##### MATERIAL
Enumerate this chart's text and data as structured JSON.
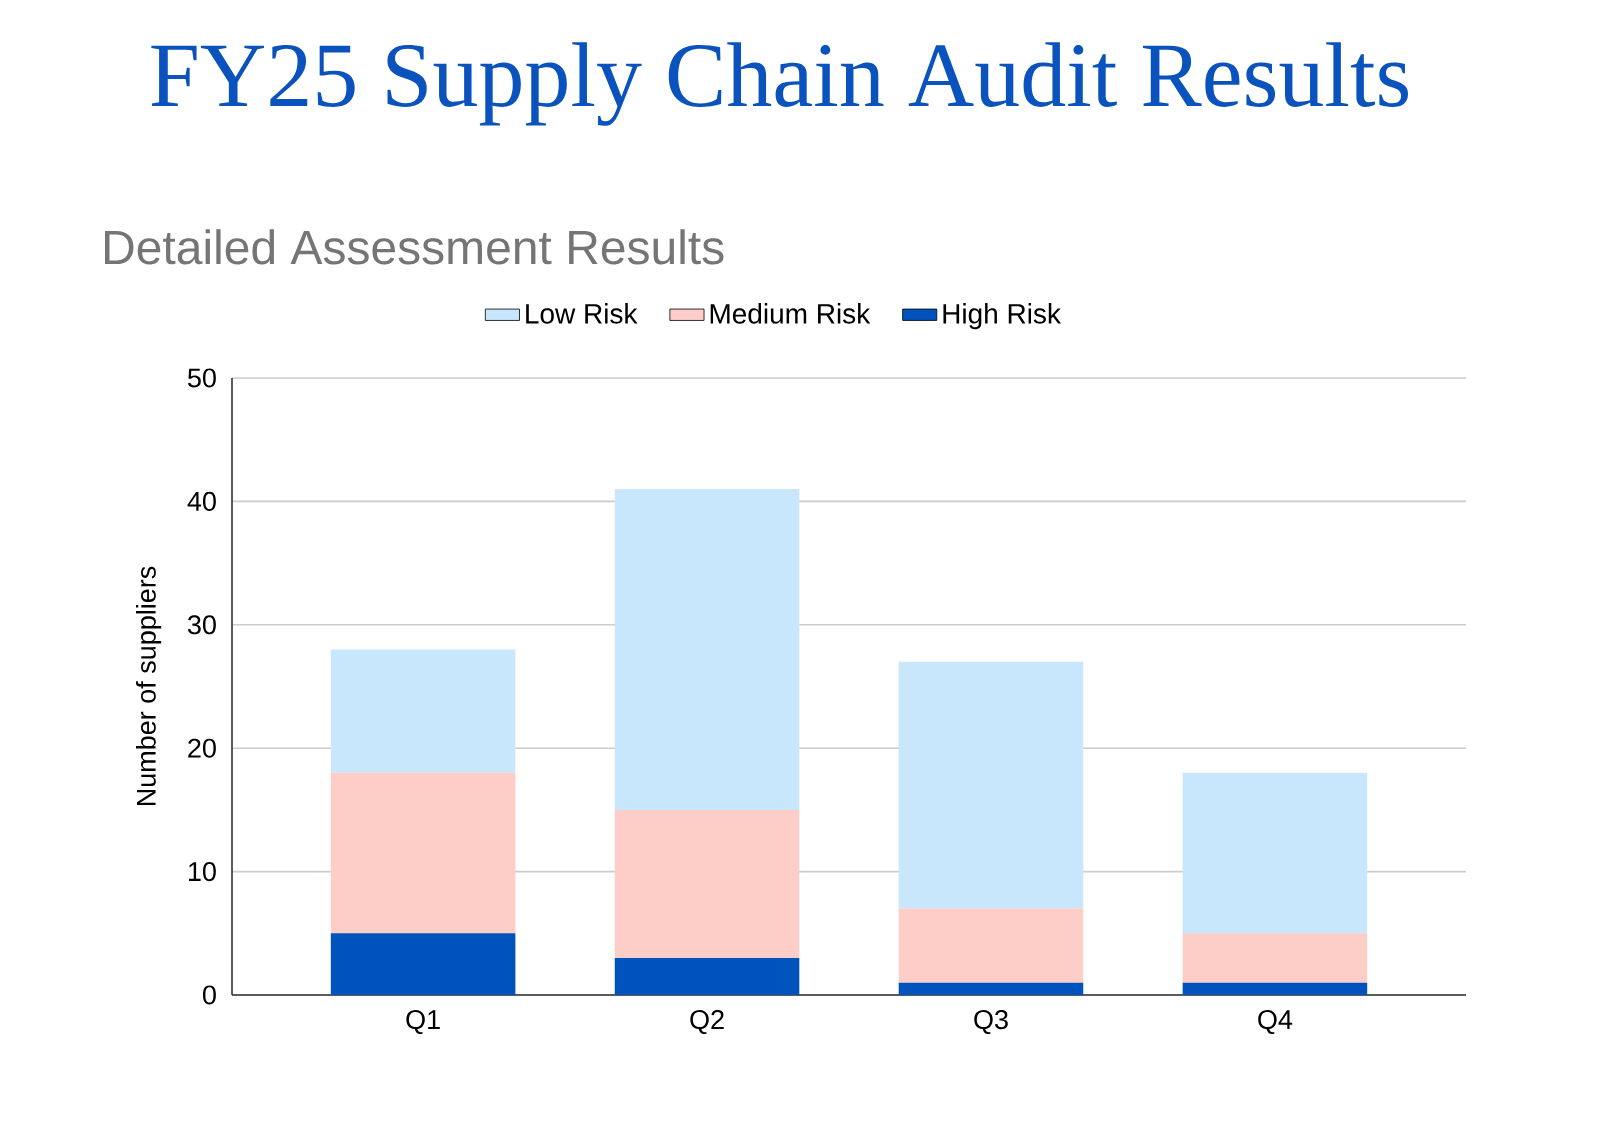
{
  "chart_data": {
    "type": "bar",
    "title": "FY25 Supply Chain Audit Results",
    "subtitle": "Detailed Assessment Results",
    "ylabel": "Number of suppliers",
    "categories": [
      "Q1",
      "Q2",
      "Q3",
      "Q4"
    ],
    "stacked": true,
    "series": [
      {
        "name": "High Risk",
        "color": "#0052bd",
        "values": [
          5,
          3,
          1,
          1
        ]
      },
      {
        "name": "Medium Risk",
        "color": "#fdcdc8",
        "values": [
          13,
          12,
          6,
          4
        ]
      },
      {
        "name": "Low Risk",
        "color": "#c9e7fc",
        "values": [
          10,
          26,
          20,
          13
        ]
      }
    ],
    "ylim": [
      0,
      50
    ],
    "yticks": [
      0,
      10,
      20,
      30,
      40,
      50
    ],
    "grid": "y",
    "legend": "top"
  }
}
##########
▶ [GIVEN TASK]
Write the material out again exactly as it appears, dropping the pictures.

▶ [SOLUTION TO THIS EXERCISE]
Enumerate this chart's text and data as structured JSON.
{
  "chart_data": {
    "type": "bar",
    "title": "FY25 Supply Chain Audit Results",
    "subtitle": "Detailed Assessment Results",
    "ylabel": "Number of suppliers",
    "categories": [
      "Q1",
      "Q2",
      "Q3",
      "Q4"
    ],
    "stacked": true,
    "series": [
      {
        "name": "High Risk",
        "color": "#0052bd",
        "values": [
          5,
          3,
          1,
          1
        ]
      },
      {
        "name": "Medium Risk",
        "color": "#fdcdc8",
        "values": [
          13,
          12,
          6,
          4
        ]
      },
      {
        "name": "Low Risk",
        "color": "#c9e7fc",
        "values": [
          10,
          26,
          20,
          13
        ]
      }
    ],
    "ylim": [
      0,
      50
    ],
    "yticks": [
      0,
      10,
      20,
      30,
      40,
      50
    ],
    "grid": "y",
    "legend": "top"
  }
}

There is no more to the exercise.